++++ Materials provided

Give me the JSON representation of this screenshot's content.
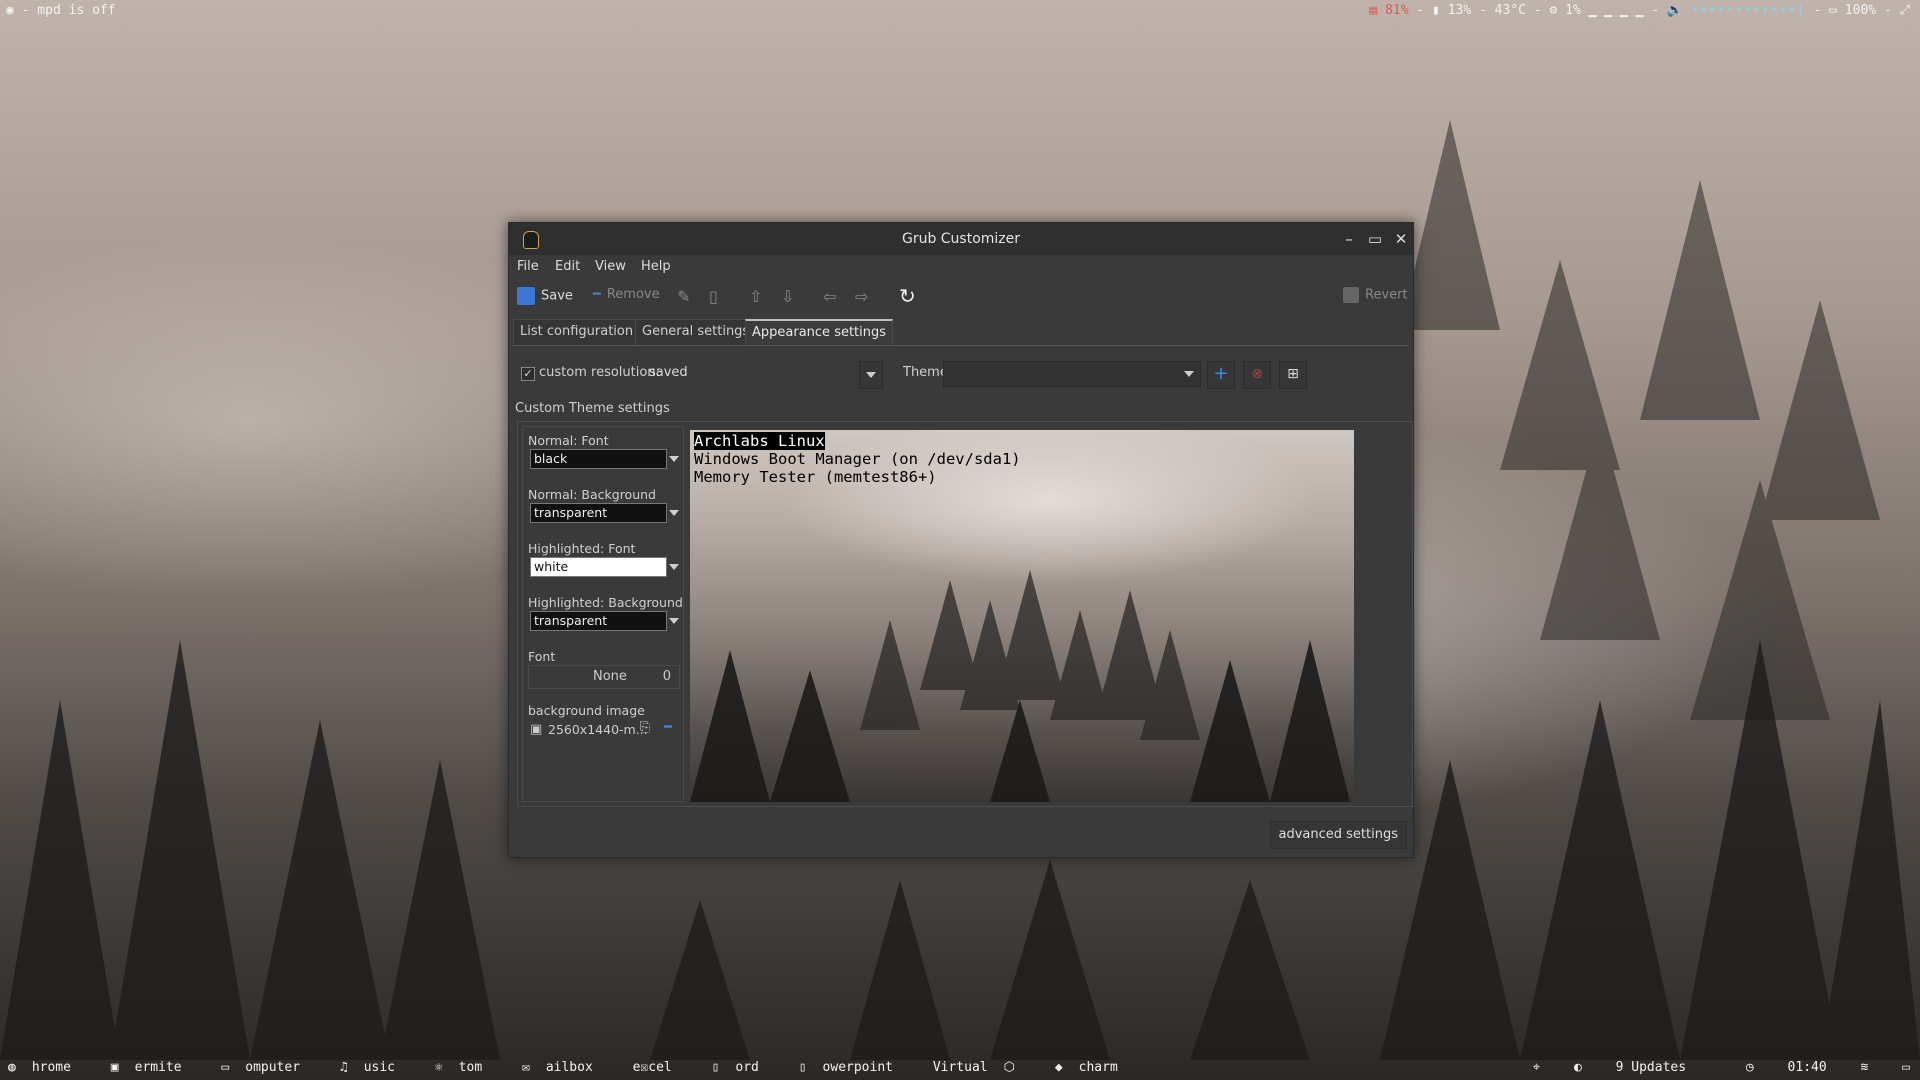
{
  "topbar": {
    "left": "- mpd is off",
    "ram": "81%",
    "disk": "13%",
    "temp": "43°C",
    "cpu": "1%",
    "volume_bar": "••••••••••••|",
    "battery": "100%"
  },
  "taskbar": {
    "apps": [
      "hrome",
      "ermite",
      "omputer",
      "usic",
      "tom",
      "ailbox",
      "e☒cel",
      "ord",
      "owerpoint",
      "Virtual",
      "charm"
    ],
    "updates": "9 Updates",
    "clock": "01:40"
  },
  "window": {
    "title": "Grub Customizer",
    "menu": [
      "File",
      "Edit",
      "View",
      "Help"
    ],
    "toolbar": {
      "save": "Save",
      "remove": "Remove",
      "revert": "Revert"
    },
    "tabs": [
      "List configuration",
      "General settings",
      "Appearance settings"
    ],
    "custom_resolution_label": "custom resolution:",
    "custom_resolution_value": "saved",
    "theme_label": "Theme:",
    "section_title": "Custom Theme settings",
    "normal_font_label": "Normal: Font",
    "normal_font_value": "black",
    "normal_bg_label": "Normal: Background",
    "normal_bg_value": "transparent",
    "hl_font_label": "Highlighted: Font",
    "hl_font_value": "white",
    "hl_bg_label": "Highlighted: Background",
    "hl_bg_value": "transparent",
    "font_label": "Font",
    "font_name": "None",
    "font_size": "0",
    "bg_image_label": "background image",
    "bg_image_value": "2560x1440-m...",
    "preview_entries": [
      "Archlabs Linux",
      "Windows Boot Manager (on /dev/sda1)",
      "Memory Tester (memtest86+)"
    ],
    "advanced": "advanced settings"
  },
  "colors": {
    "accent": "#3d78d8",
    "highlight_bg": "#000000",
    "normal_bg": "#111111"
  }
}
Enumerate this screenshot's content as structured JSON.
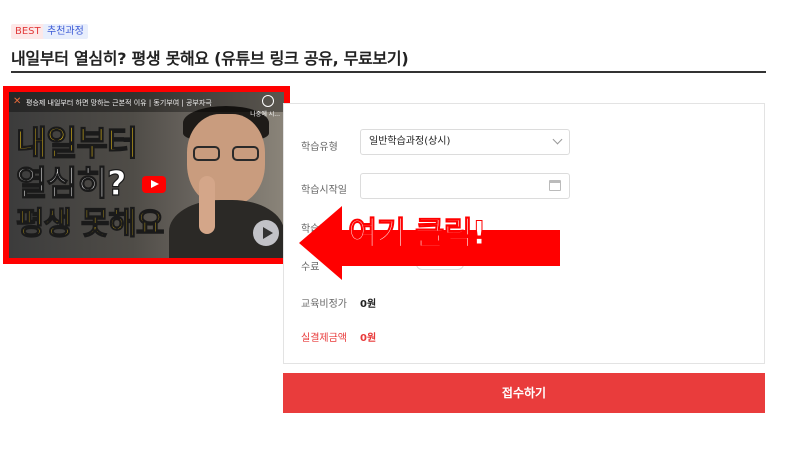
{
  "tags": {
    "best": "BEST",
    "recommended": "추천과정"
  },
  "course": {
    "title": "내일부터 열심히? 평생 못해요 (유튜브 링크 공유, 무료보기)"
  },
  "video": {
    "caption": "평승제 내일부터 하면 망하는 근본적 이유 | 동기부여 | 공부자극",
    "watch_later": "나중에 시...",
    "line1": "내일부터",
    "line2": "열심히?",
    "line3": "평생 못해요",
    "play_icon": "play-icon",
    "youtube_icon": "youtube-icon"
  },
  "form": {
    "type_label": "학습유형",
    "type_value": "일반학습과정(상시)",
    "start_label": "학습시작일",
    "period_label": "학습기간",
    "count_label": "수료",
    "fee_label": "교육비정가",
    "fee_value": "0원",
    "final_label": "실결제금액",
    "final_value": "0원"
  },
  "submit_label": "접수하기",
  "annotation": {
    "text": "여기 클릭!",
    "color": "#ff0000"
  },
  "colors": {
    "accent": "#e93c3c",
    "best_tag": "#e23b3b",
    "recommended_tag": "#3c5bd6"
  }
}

++++++++

#### [What is being asked]
Using the listing above, pick out each line that contains the word "icon", then copy it.

#### [Solved exercise]
    "play_icon": "play-icon",
    "youtube_icon": "youtube-icon"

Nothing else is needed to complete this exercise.